- **DATASET EXTRACT**:
=======

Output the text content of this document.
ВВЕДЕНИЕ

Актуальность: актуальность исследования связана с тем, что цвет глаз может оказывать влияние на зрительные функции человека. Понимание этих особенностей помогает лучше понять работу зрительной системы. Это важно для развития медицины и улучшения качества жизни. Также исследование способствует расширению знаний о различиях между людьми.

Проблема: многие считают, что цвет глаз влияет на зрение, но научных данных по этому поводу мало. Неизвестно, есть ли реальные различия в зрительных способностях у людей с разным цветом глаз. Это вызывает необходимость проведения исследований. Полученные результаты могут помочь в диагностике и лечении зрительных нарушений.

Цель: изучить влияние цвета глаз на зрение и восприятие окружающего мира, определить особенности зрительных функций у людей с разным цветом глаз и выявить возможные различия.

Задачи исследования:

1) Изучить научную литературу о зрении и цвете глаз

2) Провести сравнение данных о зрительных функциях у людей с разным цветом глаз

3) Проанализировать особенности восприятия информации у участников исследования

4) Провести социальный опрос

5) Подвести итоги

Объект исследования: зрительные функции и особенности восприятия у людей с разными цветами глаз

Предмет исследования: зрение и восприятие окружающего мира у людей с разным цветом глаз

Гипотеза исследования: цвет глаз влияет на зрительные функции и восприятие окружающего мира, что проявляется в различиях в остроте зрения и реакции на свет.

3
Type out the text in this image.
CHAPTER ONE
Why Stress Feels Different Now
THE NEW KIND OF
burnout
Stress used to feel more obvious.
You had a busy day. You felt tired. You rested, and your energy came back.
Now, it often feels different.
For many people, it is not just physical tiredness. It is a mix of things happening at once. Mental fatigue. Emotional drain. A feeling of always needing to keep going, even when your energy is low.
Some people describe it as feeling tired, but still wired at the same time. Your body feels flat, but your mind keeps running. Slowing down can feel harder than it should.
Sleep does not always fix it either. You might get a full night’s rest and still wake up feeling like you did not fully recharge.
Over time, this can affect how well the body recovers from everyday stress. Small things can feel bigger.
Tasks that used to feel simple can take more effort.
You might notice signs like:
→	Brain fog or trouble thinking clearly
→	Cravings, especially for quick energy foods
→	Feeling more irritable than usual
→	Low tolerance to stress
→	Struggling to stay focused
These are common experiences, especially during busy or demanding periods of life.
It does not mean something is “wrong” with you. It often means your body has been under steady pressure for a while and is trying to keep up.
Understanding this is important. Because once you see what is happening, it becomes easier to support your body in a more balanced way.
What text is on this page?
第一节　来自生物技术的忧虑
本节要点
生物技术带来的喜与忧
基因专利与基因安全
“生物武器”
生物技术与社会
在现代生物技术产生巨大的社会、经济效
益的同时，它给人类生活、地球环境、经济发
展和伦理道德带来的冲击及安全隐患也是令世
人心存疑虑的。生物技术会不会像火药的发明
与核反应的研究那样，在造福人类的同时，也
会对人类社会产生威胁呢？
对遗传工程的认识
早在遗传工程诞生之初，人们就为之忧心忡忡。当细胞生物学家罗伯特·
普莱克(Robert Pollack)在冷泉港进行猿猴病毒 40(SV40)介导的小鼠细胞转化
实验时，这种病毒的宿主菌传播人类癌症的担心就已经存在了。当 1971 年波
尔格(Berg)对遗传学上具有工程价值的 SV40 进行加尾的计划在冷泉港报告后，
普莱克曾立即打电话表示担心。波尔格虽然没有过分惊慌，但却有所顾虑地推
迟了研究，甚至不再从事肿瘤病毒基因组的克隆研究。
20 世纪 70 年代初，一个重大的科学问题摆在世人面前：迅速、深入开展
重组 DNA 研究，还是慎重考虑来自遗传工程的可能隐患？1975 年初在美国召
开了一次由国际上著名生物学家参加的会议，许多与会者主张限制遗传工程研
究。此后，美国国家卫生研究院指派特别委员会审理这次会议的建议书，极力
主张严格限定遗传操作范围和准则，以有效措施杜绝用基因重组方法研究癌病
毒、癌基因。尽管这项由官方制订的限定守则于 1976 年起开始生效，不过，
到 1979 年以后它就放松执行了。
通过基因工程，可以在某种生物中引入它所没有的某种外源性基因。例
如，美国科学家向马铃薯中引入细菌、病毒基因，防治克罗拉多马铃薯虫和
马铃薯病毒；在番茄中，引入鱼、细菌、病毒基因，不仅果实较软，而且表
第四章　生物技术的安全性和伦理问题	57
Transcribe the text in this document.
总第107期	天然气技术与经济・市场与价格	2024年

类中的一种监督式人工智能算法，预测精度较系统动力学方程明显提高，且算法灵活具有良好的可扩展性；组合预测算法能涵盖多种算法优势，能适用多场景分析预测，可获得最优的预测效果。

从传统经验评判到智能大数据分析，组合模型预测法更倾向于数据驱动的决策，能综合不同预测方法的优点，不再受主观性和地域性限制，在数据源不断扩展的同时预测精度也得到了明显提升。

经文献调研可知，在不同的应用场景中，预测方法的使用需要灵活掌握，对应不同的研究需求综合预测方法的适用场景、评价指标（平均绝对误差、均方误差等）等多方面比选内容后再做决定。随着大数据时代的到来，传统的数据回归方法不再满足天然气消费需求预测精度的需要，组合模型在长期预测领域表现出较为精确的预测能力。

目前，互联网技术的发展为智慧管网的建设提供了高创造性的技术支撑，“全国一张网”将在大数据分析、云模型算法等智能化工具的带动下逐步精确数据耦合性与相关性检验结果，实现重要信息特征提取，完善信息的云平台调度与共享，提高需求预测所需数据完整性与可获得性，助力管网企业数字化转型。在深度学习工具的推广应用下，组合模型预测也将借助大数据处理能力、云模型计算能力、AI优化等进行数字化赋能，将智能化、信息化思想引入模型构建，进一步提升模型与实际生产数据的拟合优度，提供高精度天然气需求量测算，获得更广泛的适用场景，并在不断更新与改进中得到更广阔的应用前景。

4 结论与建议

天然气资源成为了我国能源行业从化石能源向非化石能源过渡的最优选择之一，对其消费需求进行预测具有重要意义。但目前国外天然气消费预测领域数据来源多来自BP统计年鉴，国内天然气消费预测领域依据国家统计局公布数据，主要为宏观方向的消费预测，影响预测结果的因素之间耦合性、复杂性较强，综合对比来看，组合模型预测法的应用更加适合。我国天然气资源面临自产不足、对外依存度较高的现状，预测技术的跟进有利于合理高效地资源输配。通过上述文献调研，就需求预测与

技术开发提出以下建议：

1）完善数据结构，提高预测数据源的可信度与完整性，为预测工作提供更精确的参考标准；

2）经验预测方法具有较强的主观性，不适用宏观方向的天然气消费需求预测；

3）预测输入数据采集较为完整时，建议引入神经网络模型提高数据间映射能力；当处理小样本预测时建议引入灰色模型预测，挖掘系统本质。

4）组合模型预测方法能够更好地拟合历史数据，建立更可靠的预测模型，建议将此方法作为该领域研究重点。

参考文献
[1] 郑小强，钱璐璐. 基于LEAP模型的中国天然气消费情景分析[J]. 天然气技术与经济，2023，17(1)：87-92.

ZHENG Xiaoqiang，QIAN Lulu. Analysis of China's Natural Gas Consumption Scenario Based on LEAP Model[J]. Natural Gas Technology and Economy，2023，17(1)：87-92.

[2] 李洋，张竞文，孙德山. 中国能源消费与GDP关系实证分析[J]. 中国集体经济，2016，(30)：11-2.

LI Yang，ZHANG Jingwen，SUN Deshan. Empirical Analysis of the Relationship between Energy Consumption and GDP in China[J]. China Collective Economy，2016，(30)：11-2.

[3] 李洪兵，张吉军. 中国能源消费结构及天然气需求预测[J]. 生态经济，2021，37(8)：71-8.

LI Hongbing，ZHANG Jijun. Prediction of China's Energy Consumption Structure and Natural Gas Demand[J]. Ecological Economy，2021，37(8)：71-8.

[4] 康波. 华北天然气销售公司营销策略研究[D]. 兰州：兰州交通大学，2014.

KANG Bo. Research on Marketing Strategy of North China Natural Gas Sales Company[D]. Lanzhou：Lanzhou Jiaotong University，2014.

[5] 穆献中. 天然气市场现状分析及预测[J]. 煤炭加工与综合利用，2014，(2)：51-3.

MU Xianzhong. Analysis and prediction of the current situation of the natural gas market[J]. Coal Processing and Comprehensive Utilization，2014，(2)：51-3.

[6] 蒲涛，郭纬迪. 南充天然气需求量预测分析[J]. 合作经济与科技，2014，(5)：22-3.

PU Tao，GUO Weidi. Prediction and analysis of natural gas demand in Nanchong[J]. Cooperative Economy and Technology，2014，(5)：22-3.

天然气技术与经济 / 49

=======

- **TASK BRIEF**:
In the listing above, find each line with the word "людей" and copy it.

- **TASK SOLUTION**:
Проблема: многие считают, что цвет глаз влияет на зрение, но научных данных по этому поводу мало. Неизвестно, есть ли реальные различия в зрительных способностях у людей с разным цветом глаз. Это вызывает необходимость проведения исследований. Полученные результаты могут помочь в диагностике и лечении зрительных нарушений.
Цель: изучить влияние цвета глаз на зрение и восприятие окружающего мира, определить особенности зрительных функций у людей с разным цветом глаз и выявить возможные различия.
2) Провести сравнение данных о зрительных функциях у людей с разным цветом глаз
Объект исследования: зрительные функции и особенности восприятия у людей с разными цветами глаз
Предмет исследования: зрение и восприятие окружающего мира у людей с разным цветом глаз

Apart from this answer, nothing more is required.